**What to produce**: Make an exact copy of all the material below, apart from the pictures.

────────────────

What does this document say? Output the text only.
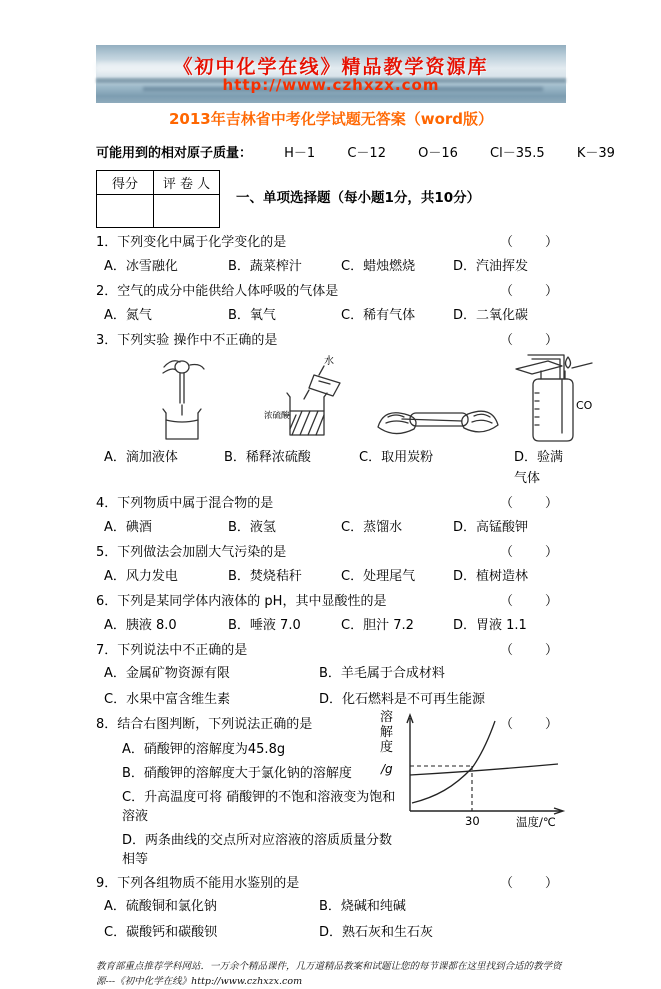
《初中化学在线》精品教学资源库
http://www.czhxzx.com
2013年吉林省中考化学试题无答案（word版）
可能用到的相对原子质量： H－1 C－12 O－16 Cl－35.5 K－39
得分	评 卷 人

一、单项选择题（每小题1分，共10分）
1．下列变化中属于化学变化的是	（　　）
A．冰雪融化	B．蔬菜榨汁	C．蜡烛燃烧	D．汽油挥发
2．空气的成分中能供给人体呼吸的气体是	（　　）
A．氮气	B．氧气	C．稀有气体	D．二氧化碳
3．下列实验 操作中不正确的是	（　　）
水
浓硫酸
CO
A．滴加液体	B．稀释浓硫酸	C．取用炭粉	D．验满气体
4．下列物质中属于混合物的是	（　　）
A．碘酒	B．液氢	C．蒸馏水	D．高锰酸钾
5．下列做法会加剧大气污染的是	（　　）
A．风力发电	B．焚烧秸秆	C．处理尾气	D．植树造林
6．下列是某同学体内液体的 pH，其中显酸性的是	（　　）
A．胰液 8.0	B．唾液 7.0	C．胆汁 7.2	D．胃液 1.1
7．下列说法中不正确的是	（　　）
A．金属矿物资源有限	B．羊毛属于合成材料
C．水果中富含维生素	D．化石燃料是不可再生能源
8．结合右图判断，下列说法正确的是	（　　）
A．硝酸钾的溶解度为45.8g
B．硝酸钾的溶解度大于氯化钠的溶解度
C．升高温度可将 硝酸钾的不饱和溶液变为饱和溶液
D．两条曲线的交点所对应溶液的溶质质量分数相等
溶解度
/g
30	温度/℃
9．下列各组物质不能用水鉴别的是	（　　）
A．硫酸铜和氯化钠	B．烧碱和纯碱
C．碳酸钙和碳酸钡	D．熟石灰和生石灰
教育部重点推荐学科网站．一万余个精品课件，几万道精品教案和试题让您的每节课都在这里找到合适的教学资源---《初中化学在线》http://www.czhxzx.com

────────────────

**Solution for this exercise**:
What does this document say? Output the text only.
《初中化学在线》精品教学资源库
http://www.czhxzx.com
2013年吉林省中考化学试题无答案（word版）
可能用到的相对原子质量： H－1 C－12 O－16 Cl－35.5 K－39
得分	评 卷 人

一、单项选择题（每小题1分，共10分）
1．下列变化中属于化学变化的是	（　　）
A．冰雪融化	B．蔬菜榨汁	C．蜡烛燃烧	D．汽油挥发
2．空气的成分中能供给人体呼吸的气体是	（　　）
A．氮气	B．氧气	C．稀有气体	D．二氧化碳
3．下列实验 操作中不正确的是	（　　）
水
浓硫酸
CO
A．滴加液体	B．稀释浓硫酸	C．取用炭粉	D．验满气体
4．下列物质中属于混合物的是	（　　）
A．碘酒	B．液氢	C．蒸馏水	D．高锰酸钾
5．下列做法会加剧大气污染的是	（　　）
A．风力发电	B．焚烧秸秆	C．处理尾气	D．植树造林
6．下列是某同学体内液体的 pH，其中显酸性的是	（　　）
A．胰液 8.0	B．唾液 7.0	C．胆汁 7.2	D．胃液 1.1
7．下列说法中不正确的是	（　　）
A．金属矿物资源有限	B．羊毛属于合成材料
C．水果中富含维生素	D．化石燃料是不可再生能源
8．结合右图判断，下列说法正确的是	（　　）
A．硝酸钾的溶解度为45.8g
B．硝酸钾的溶解度大于氯化钠的溶解度
C．升高温度可将 硝酸钾的不饱和溶液变为饱和溶液
D．两条曲线的交点所对应溶液的溶质质量分数相等
溶解度
/g
30	温度/℃
9．下列各组物质不能用水鉴别的是	（　　）
A．硫酸铜和氯化钠	B．烧碱和纯碱
C．碳酸钙和碳酸钡	D．熟石灰和生石灰
教育部重点推荐学科网站．一万余个精品课件，几万道精品教案和试题让您的每节课都在这里找到合适的教学资源---《初中化学在线》http://www.czhxzx.com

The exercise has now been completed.